→ **PROBLEM TO WORK ON**
Transcribe each entry below exactly. Pictures do not go in the copy.

→ **Dataset excerpt**
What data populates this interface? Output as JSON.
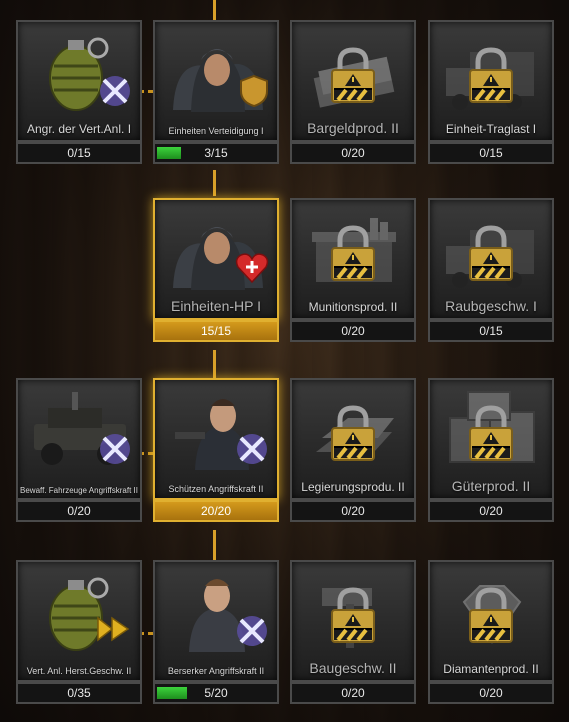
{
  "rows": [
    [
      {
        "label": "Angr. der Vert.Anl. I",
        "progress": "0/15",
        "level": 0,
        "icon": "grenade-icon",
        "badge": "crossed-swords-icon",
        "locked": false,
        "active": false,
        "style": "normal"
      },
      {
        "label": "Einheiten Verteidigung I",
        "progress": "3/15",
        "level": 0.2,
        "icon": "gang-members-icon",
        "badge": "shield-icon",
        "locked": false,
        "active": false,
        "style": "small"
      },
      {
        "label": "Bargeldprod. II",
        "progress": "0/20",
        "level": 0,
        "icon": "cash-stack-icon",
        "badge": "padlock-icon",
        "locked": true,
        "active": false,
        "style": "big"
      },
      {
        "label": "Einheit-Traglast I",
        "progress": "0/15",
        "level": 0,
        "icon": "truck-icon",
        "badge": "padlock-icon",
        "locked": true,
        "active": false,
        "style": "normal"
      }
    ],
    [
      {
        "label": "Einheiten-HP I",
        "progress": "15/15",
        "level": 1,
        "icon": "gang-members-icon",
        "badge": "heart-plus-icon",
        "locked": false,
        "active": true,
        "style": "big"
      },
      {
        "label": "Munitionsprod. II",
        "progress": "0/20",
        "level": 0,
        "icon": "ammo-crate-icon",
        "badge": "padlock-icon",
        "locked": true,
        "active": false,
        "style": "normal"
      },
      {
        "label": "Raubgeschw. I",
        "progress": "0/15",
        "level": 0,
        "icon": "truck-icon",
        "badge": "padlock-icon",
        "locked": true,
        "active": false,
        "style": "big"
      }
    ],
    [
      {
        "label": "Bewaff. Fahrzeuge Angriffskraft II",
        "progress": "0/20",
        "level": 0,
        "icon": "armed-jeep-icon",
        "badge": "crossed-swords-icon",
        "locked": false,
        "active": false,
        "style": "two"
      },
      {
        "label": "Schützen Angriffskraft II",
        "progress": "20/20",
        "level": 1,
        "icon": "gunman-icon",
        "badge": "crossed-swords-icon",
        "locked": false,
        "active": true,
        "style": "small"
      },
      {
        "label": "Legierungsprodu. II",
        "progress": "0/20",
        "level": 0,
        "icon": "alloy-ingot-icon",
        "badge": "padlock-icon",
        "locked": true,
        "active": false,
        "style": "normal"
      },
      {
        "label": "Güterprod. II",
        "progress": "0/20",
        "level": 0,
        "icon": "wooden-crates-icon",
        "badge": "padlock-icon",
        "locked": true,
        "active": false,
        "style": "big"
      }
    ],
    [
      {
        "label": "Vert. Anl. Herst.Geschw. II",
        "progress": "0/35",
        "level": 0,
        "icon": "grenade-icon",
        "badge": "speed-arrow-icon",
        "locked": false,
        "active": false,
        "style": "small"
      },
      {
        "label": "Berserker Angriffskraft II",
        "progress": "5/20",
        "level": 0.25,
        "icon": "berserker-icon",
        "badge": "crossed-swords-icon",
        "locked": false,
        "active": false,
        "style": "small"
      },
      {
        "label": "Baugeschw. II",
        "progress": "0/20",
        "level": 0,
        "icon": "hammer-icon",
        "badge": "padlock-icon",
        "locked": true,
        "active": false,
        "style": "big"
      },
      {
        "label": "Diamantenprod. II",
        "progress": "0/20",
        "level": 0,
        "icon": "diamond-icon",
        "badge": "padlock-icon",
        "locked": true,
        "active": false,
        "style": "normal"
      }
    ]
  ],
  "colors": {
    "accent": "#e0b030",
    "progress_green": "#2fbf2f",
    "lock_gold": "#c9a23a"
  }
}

→ **FINISHED TASK**
What data populates this interface? Output as JSON.
{
  "rows": [
    [
      {
        "label": "Angr. der Vert.Anl. I",
        "progress": "0/15",
        "level": 0,
        "icon": "grenade-icon",
        "badge": "crossed-swords-icon",
        "locked": false,
        "active": false,
        "style": "normal"
      },
      {
        "label": "Einheiten Verteidigung I",
        "progress": "3/15",
        "level": 0.2,
        "icon": "gang-members-icon",
        "badge": "shield-icon",
        "locked": false,
        "active": false,
        "style": "small"
      },
      {
        "label": "Bargeldprod. II",
        "progress": "0/20",
        "level": 0,
        "icon": "cash-stack-icon",
        "badge": "padlock-icon",
        "locked": true,
        "active": false,
        "style": "big"
      },
      {
        "label": "Einheit-Traglast I",
        "progress": "0/15",
        "level": 0,
        "icon": "truck-icon",
        "badge": "padlock-icon",
        "locked": true,
        "active": false,
        "style": "normal"
      }
    ],
    [
      {
        "label": "Einheiten-HP I",
        "progress": "15/15",
        "level": 1,
        "icon": "gang-members-icon",
        "badge": "heart-plus-icon",
        "locked": false,
        "active": true,
        "style": "big"
      },
      {
        "label": "Munitionsprod. II",
        "progress": "0/20",
        "level": 0,
        "icon": "ammo-crate-icon",
        "badge": "padlock-icon",
        "locked": true,
        "active": false,
        "style": "normal"
      },
      {
        "label": "Raubgeschw. I",
        "progress": "0/15",
        "level": 0,
        "icon": "truck-icon",
        "badge": "padlock-icon",
        "locked": true,
        "active": false,
        "style": "big"
      }
    ],
    [
      {
        "label": "Bewaff. Fahrzeuge Angriffskraft II",
        "progress": "0/20",
        "level": 0,
        "icon": "armed-jeep-icon",
        "badge": "crossed-swords-icon",
        "locked": false,
        "active": false,
        "style": "two"
      },
      {
        "label": "Schützen Angriffskraft II",
        "progress": "20/20",
        "level": 1,
        "icon": "gunman-icon",
        "badge": "crossed-swords-icon",
        "locked": false,
        "active": true,
        "style": "small"
      },
      {
        "label": "Legierungsprodu. II",
        "progress": "0/20",
        "level": 0,
        "icon": "alloy-ingot-icon",
        "badge": "padlock-icon",
        "locked": true,
        "active": false,
        "style": "normal"
      },
      {
        "label": "Güterprod. II",
        "progress": "0/20",
        "level": 0,
        "icon": "wooden-crates-icon",
        "badge": "padlock-icon",
        "locked": true,
        "active": false,
        "style": "big"
      }
    ],
    [
      {
        "label": "Vert. Anl. Herst.Geschw. II",
        "progress": "0/35",
        "level": 0,
        "icon": "grenade-icon",
        "badge": "speed-arrow-icon",
        "locked": false,
        "active": false,
        "style": "small"
      },
      {
        "label": "Berserker Angriffskraft II",
        "progress": "5/20",
        "level": 0.25,
        "icon": "berserker-icon",
        "badge": "crossed-swords-icon",
        "locked": false,
        "active": false,
        "style": "small"
      },
      {
        "label": "Baugeschw. II",
        "progress": "0/20",
        "level": 0,
        "icon": "hammer-icon",
        "badge": "padlock-icon",
        "locked": true,
        "active": false,
        "style": "big"
      },
      {
        "label": "Diamantenprod. II",
        "progress": "0/20",
        "level": 0,
        "icon": "diamond-icon",
        "badge": "padlock-icon",
        "locked": true,
        "active": false,
        "style": "normal"
      }
    ]
  ],
  "colors": {
    "accent": "#e0b030",
    "progress_green": "#2fbf2f",
    "lock_gold": "#c9a23a"
  }
}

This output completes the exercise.